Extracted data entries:
·····

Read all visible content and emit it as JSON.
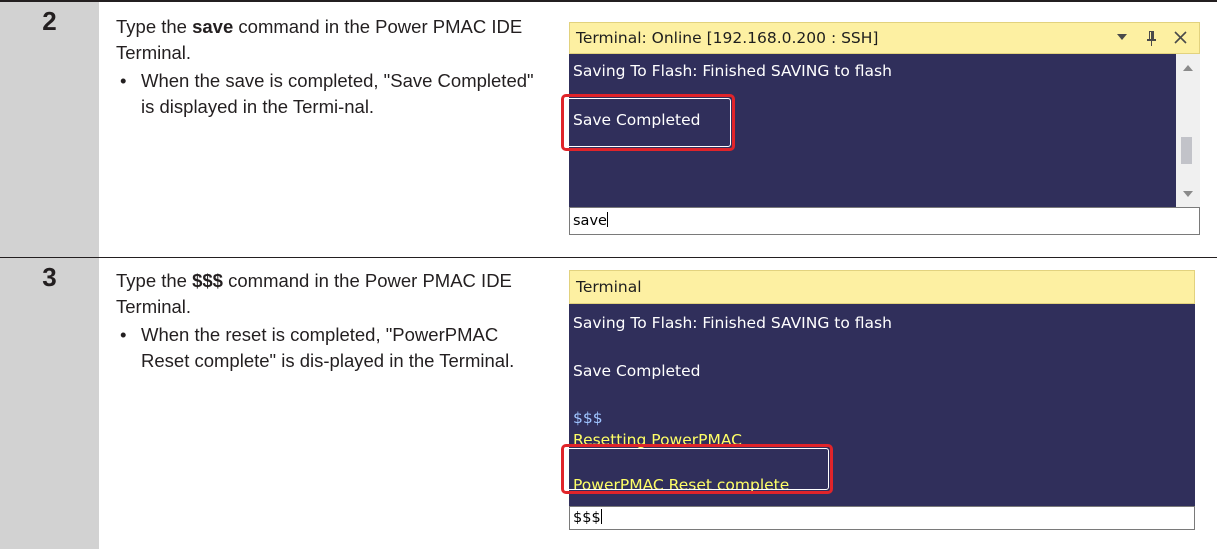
{
  "steps": [
    {
      "number": "2",
      "text_before": "Type the ",
      "command": "save",
      "text_after": " command in the Power PMAC IDE Terminal.",
      "bullet": "When the save is completed, \"Save Completed\" is displayed in the Termi-nal.",
      "terminal": {
        "title": "Terminal: Online [192.168.0.200 : SSH]",
        "output_lines": [
          "Saving To Flash: Finished SAVING to flash",
          "Save Completed"
        ],
        "highlighted_line": "Save Completed",
        "input_value": "save",
        "icons": [
          "dropdown-arrow-icon",
          "pin-icon",
          "close-icon"
        ]
      }
    },
    {
      "number": "3",
      "text_before": "Type the ",
      "command": "$$$",
      "text_after": " command in the Power PMAC IDE Terminal.",
      "bullet": "When the reset is completed, \"PowerPMAC Reset complete\" is dis-played in the Terminal.",
      "terminal": {
        "title": "Terminal",
        "output_lines": [
          "Saving To Flash: Finished SAVING to flash",
          "Save Completed",
          "$$$",
          "Resetting PowerPMAC",
          "PowerPMAC Reset complete"
        ],
        "highlighted_line": "PowerPMAC Reset complete",
        "input_value": "$$$"
      }
    }
  ],
  "colors": {
    "terminal_bg": "#302f5b",
    "title_bg": "#fdf0a2",
    "highlight": "#e0242a",
    "command_echo": "#9fc4ff",
    "reset_text": "#ffff66"
  },
  "icons": {
    "bullet": "•"
  }
}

·····

What you need to do:
Identify and extract each line of the listing that contains "bullet".

Exercise answer:
      "bullet": "When the save is completed, \"Save Completed\" is displayed in the Termi-nal.",
      "bullet": "When the reset is completed, \"PowerPMAC Reset complete\" is dis-played in the Terminal.",
    "bullet": "•"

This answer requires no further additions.